**The task:**
Extract the stretch of items from the start through the line containing "x-tick-label: 0.2: [780, 1226, 821, 1257]", both ends included, and repeat those lines verbatim.

(Items from a dataset)

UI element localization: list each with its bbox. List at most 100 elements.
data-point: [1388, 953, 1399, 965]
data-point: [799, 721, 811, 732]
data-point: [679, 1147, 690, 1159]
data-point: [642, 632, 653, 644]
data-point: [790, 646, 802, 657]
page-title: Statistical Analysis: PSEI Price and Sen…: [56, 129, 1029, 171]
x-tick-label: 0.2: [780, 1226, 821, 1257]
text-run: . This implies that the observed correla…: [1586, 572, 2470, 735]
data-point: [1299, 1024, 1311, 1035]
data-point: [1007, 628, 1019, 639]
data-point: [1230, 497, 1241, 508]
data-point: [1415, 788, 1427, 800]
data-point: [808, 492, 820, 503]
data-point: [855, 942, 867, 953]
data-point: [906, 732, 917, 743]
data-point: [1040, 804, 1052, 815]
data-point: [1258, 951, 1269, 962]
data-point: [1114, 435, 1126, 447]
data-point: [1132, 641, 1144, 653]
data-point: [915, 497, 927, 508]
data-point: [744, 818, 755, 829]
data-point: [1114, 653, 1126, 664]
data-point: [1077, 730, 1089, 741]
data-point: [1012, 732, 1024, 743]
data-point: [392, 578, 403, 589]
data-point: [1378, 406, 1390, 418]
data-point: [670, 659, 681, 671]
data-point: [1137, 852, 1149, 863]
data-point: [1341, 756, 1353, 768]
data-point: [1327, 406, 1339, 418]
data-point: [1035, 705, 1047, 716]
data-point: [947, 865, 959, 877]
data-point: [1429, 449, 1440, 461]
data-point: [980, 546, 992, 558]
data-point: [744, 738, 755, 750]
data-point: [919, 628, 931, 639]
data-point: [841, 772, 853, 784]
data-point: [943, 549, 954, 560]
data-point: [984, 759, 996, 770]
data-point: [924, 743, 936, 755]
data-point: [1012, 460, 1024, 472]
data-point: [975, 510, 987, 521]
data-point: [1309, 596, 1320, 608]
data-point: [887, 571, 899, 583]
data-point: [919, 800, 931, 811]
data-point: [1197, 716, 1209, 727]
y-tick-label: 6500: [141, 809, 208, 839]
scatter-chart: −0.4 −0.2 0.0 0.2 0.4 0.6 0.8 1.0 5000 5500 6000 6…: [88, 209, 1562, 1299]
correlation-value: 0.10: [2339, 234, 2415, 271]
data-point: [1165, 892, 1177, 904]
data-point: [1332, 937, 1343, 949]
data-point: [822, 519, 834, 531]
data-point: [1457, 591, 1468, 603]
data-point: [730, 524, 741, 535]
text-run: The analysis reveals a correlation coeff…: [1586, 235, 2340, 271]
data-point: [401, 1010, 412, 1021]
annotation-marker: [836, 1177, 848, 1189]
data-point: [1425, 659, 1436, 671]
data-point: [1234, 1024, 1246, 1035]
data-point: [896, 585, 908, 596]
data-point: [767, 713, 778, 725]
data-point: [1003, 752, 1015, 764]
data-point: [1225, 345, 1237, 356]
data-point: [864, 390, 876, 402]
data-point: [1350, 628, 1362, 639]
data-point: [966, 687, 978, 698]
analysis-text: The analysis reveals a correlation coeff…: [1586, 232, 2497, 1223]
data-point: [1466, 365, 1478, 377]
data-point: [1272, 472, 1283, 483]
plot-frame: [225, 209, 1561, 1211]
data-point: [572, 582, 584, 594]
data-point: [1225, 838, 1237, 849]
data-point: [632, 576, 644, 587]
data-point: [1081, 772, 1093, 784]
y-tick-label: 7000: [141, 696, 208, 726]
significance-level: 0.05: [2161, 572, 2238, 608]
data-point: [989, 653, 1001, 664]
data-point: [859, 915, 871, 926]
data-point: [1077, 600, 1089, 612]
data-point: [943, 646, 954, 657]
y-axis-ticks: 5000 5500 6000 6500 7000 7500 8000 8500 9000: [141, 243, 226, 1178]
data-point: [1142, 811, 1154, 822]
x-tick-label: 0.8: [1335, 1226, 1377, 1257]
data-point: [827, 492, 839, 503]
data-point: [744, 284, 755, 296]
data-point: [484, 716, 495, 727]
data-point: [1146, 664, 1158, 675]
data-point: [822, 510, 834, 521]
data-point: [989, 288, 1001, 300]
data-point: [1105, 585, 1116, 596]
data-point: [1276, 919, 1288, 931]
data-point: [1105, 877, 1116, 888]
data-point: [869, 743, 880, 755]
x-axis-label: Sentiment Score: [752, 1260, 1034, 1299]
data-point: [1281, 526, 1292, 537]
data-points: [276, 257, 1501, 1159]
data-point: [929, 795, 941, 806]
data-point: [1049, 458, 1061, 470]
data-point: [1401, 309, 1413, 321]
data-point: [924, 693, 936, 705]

**Written solution:**
UI element localization: list each with its bbox. List at most 100 elements.
data-point: [1388, 953, 1399, 965]
data-point: [799, 721, 811, 732]
data-point: [679, 1147, 690, 1159]
data-point: [642, 632, 653, 644]
data-point: [790, 646, 802, 657]
page-title: Statistical Analysis: PSEI Price and Sen…: [56, 129, 1029, 171]
x-tick-label: 0.2: [780, 1226, 821, 1257]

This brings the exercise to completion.